+++ Exercise passage

Former President Bill Clinton and, former Secretary of State, Hillary Rodham Clinton came home to Little Rock, Ark. yesterday, to celebrate the 25th anniversary of the successful Clinton/Gore 1992 presidential campaign.
The public visit began Saturday morning at the Butler Center Gallery in downtown Little Rock, where at least 1,000 people stood in line for Secretary Clinton’s book signing event. Some people waited in line as long as four hours to meet and greet Clinton and pick up a signed copy of her book.
Clinton’s newest book, What Happened, is a memoir of her campaign for the presidency and outlines the events that she believes led to her losing the election to President Donald Trump. The book signing event was hosted by Books-A-Million and was separate from the rest of the events surrounding the anniversary.

++++++
+++ Listed entries

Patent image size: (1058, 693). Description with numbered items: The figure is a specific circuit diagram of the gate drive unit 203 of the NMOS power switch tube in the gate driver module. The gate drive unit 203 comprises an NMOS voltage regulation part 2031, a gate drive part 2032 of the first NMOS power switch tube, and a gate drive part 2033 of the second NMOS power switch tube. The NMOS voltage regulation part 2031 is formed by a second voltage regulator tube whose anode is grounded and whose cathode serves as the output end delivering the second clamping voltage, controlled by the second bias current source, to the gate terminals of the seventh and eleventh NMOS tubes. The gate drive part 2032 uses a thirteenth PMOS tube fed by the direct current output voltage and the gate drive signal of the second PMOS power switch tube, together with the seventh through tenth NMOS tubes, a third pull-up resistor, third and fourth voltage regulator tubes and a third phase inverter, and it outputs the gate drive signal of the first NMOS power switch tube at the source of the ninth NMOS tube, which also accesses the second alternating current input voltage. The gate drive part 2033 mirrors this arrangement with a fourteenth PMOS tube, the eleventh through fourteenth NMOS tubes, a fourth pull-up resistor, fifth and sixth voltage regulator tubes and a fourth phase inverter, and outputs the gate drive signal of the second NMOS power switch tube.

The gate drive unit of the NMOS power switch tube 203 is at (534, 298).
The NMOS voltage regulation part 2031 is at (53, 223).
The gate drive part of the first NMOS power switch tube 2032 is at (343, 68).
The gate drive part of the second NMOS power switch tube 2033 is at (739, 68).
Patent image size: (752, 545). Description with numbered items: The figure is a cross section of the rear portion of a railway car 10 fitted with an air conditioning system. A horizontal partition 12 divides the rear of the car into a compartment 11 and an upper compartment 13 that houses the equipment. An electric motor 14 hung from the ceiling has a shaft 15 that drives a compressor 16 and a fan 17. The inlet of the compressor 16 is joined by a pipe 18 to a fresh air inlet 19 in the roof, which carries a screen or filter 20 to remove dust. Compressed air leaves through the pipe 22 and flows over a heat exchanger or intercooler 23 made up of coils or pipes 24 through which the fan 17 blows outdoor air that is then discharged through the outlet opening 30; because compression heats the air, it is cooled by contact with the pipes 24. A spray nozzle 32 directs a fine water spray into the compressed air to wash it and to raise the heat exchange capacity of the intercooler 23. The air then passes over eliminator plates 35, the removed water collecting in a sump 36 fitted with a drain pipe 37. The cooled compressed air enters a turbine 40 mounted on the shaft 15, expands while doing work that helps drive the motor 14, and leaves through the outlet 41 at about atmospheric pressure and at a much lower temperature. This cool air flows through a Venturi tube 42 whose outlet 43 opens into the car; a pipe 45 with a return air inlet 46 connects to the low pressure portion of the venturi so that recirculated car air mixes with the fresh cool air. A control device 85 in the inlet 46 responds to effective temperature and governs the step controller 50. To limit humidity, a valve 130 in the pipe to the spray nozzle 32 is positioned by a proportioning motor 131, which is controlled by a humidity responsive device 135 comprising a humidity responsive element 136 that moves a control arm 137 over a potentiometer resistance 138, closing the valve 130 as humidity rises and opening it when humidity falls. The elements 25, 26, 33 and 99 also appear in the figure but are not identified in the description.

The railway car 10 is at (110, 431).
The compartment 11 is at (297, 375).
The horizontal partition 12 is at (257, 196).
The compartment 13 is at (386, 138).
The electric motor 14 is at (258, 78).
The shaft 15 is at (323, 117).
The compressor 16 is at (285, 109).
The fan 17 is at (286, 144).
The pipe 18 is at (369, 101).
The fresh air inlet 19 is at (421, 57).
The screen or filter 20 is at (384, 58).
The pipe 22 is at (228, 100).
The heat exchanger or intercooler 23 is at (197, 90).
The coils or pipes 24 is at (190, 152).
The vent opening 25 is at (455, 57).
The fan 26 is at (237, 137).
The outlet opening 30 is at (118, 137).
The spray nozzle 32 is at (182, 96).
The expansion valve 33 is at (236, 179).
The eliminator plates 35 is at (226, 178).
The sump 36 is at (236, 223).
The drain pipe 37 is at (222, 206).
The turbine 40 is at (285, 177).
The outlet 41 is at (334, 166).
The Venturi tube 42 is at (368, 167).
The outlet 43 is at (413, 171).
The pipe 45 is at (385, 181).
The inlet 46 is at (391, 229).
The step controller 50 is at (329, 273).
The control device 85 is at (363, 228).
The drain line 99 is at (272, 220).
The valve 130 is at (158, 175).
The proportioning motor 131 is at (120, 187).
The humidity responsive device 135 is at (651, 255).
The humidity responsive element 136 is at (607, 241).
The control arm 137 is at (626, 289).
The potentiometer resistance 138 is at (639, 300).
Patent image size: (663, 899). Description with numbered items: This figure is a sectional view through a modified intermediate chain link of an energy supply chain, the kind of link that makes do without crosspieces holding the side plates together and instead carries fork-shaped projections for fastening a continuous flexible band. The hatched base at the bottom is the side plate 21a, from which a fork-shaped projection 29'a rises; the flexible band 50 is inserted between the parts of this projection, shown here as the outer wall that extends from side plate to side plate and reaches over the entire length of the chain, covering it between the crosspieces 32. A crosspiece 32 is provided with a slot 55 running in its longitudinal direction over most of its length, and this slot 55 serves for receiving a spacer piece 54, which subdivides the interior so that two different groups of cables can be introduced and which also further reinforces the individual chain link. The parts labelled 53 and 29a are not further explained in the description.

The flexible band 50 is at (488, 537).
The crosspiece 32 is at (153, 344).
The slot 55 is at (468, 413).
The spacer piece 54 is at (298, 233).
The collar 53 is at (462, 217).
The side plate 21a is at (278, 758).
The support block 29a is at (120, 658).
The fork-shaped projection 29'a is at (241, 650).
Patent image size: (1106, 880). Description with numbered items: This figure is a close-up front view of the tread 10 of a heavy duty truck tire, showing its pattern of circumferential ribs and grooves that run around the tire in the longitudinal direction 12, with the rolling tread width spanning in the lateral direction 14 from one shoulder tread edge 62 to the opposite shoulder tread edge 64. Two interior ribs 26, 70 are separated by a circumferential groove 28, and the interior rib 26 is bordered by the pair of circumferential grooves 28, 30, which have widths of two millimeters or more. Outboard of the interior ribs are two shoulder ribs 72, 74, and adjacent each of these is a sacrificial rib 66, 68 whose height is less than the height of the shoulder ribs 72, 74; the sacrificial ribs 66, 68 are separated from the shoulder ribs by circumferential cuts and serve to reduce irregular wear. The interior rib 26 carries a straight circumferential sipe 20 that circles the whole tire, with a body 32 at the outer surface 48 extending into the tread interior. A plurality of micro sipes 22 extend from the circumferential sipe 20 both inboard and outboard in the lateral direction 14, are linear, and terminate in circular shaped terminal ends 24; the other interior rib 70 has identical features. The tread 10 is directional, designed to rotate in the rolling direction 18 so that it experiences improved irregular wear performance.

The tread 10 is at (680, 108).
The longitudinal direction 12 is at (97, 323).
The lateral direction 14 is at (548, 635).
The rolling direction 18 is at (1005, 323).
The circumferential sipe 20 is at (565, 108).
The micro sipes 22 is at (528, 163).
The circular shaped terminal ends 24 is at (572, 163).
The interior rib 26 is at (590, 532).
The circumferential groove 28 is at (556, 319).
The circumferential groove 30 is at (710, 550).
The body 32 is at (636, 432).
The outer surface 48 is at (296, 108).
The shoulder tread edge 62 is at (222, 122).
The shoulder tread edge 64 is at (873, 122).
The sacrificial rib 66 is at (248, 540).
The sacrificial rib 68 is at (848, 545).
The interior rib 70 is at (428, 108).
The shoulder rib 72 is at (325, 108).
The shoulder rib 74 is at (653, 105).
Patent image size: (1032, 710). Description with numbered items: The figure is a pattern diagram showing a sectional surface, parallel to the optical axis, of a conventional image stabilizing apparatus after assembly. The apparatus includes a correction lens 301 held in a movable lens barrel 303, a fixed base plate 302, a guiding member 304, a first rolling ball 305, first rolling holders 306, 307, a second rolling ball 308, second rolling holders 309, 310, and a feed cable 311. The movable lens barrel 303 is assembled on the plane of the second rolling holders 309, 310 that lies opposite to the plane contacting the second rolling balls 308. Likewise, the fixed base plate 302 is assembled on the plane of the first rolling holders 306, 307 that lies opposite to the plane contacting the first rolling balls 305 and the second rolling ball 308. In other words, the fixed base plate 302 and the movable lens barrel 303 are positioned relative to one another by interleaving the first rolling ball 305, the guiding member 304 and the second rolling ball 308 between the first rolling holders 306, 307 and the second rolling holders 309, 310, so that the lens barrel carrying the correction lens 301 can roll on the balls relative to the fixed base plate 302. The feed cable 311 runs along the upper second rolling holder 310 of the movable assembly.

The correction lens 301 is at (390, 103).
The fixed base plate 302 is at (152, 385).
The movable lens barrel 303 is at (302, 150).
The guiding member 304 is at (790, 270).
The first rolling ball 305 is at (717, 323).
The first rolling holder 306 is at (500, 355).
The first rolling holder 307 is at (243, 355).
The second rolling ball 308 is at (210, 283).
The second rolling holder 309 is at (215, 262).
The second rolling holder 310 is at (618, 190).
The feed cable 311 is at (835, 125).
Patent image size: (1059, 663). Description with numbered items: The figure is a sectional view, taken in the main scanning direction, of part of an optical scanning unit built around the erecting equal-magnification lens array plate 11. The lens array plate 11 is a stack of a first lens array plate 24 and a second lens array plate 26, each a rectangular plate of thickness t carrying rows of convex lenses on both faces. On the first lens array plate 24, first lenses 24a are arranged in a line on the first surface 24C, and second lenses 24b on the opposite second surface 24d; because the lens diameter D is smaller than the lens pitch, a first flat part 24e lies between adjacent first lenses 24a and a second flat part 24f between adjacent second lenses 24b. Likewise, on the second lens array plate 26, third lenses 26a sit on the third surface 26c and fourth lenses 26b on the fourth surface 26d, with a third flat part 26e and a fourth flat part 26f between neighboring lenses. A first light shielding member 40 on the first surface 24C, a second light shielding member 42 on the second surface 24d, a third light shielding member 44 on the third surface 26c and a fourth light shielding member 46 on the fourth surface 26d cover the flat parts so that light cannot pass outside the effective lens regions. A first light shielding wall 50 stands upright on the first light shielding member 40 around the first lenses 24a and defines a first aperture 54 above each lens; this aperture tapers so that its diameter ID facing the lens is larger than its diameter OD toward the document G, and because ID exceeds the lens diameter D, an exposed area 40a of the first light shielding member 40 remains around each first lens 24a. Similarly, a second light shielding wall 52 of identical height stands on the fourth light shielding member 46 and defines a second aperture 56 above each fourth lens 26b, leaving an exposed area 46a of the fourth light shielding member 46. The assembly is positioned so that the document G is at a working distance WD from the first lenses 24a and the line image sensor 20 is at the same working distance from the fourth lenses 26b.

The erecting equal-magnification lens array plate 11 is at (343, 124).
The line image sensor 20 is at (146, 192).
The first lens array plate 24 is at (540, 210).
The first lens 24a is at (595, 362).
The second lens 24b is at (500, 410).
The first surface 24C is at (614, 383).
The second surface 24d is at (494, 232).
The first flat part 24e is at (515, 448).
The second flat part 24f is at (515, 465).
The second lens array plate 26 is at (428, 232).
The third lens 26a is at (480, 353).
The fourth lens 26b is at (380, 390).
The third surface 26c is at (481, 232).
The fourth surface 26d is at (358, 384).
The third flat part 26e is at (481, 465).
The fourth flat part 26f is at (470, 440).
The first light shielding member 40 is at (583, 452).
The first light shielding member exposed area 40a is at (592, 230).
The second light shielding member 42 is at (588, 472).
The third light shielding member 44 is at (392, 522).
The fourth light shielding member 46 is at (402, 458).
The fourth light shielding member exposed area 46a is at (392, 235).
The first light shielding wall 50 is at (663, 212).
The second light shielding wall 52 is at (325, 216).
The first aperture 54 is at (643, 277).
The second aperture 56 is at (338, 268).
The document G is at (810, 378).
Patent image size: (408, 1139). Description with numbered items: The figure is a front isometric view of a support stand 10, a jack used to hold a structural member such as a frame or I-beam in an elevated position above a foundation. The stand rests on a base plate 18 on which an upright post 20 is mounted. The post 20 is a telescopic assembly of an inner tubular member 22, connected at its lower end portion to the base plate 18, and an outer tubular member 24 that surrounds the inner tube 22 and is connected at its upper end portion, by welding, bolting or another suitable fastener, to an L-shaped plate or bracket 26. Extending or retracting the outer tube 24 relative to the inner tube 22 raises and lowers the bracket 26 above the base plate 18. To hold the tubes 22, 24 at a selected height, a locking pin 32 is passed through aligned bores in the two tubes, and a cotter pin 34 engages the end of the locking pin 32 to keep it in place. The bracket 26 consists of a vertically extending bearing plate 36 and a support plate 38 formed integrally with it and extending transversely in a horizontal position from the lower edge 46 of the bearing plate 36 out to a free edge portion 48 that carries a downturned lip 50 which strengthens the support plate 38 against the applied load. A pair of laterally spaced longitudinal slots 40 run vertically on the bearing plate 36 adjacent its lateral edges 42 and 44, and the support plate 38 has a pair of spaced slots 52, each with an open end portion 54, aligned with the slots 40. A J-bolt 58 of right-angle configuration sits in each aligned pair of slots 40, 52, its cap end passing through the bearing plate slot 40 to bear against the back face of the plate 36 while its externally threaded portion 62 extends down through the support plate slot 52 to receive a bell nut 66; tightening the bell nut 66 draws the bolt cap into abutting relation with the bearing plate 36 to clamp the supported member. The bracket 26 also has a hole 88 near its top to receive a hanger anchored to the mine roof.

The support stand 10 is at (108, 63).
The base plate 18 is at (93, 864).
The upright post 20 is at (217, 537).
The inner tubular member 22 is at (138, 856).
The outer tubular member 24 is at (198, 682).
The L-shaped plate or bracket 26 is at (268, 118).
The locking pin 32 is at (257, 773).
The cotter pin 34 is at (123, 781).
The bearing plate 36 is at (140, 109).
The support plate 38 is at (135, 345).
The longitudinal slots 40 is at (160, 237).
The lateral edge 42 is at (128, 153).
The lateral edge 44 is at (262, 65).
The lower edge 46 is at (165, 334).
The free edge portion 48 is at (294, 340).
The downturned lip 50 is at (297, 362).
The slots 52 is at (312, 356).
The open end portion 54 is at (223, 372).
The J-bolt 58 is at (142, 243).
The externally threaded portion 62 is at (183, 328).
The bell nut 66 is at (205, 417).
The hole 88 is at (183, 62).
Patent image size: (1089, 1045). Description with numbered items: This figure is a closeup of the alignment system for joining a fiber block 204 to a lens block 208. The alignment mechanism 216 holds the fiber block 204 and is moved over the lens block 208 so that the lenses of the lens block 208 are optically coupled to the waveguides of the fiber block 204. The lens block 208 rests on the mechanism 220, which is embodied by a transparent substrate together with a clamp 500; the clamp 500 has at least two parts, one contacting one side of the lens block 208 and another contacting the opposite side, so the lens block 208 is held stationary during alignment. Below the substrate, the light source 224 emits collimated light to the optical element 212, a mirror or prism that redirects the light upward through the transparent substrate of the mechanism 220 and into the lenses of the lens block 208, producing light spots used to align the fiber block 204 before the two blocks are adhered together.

++++++

### What to work on
Rewrite the text about the Clintons' visit from "Former President Bill" up to and including "of her book.", putting "lined up" in place of "stood in line". The rows have no connection to the text about the Clintons' visit.

### Task response
Former President Bill Clinton and, former Secretary of State, Hillary Rodham Clinton came home to Little Rock, Ark. yesterday, to celebrate the 25th anniversary of the successful Clinton/Gore 1992 presidential campaign.
The public visit began Saturday morning at the Butler Center Gallery in downtown Little Rock, where at least 1,000 people lined up for Secretary Clinton’s book signing event. Some people waited in line as long as four hours to meet and greet Clinton and pick up a signed copy of her book.